Aufgabenstellung: Schreiben Sie aus dem Forenbeitrag über den Fang großer Karauschen den Abschnitt von „Ich rate jedem, der“ bis „was gängig ist.“ wortgetreu ab.

Textauszug:
□ □ □ □
# Kapitale Karauschen



## Carphunter 76 (24. März 2004)

Servus Kollegen,

ich wollte mal ein paar Tips zum Fang der grossen Karauschen geben.
Ihr müsst euch als erstes ein Gewässer suchen, in dem die Fische, und zwar alle, ohne zusätzliches Futter gut abwachsen.
Mein Traumgewässer ist ein See, an dem ein biologisches Gleichgewicht herrscht, wo Raub- , wie auch Friedfische in ausgeglichener Menge vorkommen,
und wo nur zwei, drei Leuts angeln. Gibt es nicht ? Gibt es doch !
Ich habe das Glück, zu der Handvoll Leute zu gehören, die so ein Gewässer beangeln. Aber es gibt auch schwerer zu befischende Gewässer, an denen Kapitale Fische keine grosse Seltenheit sind.
So, jetzt zum Wesentlichen:
Karauschen, habe ich festgestellt, sind ebenso wie Schleien, ziemlich vorsichtige Gesellen. Das heisst, wir müssen zum Befischen ein wenig umdenken, wenn wir es auf die grossen Fische abgesehen haben.
Ich lege einen Futterplatz, wenn es geht, von Hand an, das heisst ich werfe die Futterballen an die zu befischende Stelle.
Als erstes macht sich das Kleinvieh über den Futterplatz her, wie wir wissen.
Die grösseren kommen dann allmählich nach, und zwar vom Rand her.
Ich beangele also logischerweise den Futterplatz im äusseren Bereich zuerst.
Im Herbst-Winter liegt dieser an den tiefsten, im Frühjahr-Sommer an den flacheren Bereichen des Gewässers.
Man sollte noch folgendes bedenken:
Wenn man dem Futter grobe Partikel beimischt, können das die Kleinfische nicht bewältigen, und es bleibt noch Futter für die grösseren übrig.
Aber nicht zuviel grobe Partikel, sonst werden auch die Grossen satt.
Also mit Gefühl dosieren.
Ist das Gewässer flach (2-3 Meter), solte man nicht mit dem Futterkorb fischen, da der doch ziemlich "laut" ist und die scheuen Gesellen verscheucht.
Ich rate jedem, der mit Futterkorb fischen muss, weil die Entfernung zum Futterplatz zu weit für die Schleuder ist, nachdem genug Futter am Platz ist, mit einem möglichst kleinen Birnenblei zu fischen, welches relativ lautlos ist.
Als Köder kommt für mich so ziemlich alles in Frage, was gängig ist.
Also Made (6-10 am 12er bzw. 10er Haken)(und natürlich ins Futter), Würmer (Laub- oder Mist- oder Tauwürmer), Mais oder Teig. Boilies habe ich noch nicht ausprobiert, wird aber ebenso gut sein wie Teig (bei richtiger Grösse).
□ □ □ □
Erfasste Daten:

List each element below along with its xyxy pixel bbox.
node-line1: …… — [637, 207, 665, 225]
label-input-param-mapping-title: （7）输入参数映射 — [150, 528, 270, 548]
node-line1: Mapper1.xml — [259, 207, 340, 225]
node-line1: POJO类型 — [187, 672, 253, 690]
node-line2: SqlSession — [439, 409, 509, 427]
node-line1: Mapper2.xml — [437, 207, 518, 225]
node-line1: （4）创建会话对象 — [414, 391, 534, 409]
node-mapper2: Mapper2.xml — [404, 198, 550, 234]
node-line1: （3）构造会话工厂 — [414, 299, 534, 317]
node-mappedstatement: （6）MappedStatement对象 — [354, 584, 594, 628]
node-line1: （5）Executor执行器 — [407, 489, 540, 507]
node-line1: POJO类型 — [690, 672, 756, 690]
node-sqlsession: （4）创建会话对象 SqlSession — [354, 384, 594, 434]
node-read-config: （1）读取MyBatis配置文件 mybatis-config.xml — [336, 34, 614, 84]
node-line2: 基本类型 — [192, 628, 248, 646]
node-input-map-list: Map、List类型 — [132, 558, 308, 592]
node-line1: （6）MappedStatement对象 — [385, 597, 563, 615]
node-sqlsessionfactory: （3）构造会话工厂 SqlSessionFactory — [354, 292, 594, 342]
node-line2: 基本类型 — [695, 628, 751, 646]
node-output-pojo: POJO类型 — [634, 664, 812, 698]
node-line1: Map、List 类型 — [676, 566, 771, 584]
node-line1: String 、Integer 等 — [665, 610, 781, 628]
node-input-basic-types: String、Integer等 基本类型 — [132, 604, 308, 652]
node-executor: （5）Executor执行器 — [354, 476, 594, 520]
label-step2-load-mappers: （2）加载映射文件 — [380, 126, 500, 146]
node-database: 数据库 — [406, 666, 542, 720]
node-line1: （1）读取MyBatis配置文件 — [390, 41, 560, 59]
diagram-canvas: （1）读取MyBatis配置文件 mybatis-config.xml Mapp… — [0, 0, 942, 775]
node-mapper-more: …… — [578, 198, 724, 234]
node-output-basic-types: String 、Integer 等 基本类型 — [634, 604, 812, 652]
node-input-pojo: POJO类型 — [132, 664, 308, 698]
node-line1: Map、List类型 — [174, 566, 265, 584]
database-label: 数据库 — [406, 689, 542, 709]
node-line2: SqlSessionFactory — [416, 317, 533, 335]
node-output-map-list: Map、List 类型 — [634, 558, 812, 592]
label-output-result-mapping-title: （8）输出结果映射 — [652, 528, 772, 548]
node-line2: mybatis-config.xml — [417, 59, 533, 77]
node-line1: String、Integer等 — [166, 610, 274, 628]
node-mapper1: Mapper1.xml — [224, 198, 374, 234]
□ □ □ □
Ergebnis:
Ich rate jedem, der mit Futterkorb fischen muss, weil die Entfernung zum Futterplatz zu weit für die Schleuder ist, nachdem genug Futter am Platz ist, mit einem möglichst kleinen Birnenblei zu fischen, welches relativ lautlos ist.
Als Köder kommt für mich so ziemlich alles in Frage, was gängig ist.